(Stored dataset items)
------------------------------------------------

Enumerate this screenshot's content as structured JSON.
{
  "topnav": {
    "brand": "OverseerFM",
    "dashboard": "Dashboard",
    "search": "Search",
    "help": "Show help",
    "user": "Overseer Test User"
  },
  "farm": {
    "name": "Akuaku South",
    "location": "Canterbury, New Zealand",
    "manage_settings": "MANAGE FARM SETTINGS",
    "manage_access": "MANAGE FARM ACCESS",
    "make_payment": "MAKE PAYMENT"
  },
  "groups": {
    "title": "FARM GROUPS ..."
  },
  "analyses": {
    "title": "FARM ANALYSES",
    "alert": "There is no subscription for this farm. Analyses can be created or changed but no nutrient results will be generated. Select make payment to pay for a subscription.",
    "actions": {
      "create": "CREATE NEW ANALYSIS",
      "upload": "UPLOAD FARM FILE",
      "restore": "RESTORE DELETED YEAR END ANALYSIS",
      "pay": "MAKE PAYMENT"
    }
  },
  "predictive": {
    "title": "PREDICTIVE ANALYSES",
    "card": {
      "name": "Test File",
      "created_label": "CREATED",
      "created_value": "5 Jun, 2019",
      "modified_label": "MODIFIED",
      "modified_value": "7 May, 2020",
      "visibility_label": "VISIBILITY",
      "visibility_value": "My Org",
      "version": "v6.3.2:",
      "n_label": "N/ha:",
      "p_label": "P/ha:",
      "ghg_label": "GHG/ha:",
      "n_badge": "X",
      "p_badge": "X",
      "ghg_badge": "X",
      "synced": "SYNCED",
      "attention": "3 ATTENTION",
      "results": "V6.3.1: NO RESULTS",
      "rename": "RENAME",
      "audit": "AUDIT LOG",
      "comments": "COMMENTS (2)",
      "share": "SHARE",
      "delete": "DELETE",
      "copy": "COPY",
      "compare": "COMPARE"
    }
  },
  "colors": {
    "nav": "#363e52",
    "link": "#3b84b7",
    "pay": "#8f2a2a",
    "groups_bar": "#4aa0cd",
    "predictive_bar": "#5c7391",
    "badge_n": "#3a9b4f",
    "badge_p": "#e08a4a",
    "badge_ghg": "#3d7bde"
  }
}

------------------------------------------------

### AIM OF THE TASK
Tally the lines in the listing that hold "title" and report the number alone.

### OUTPUT
3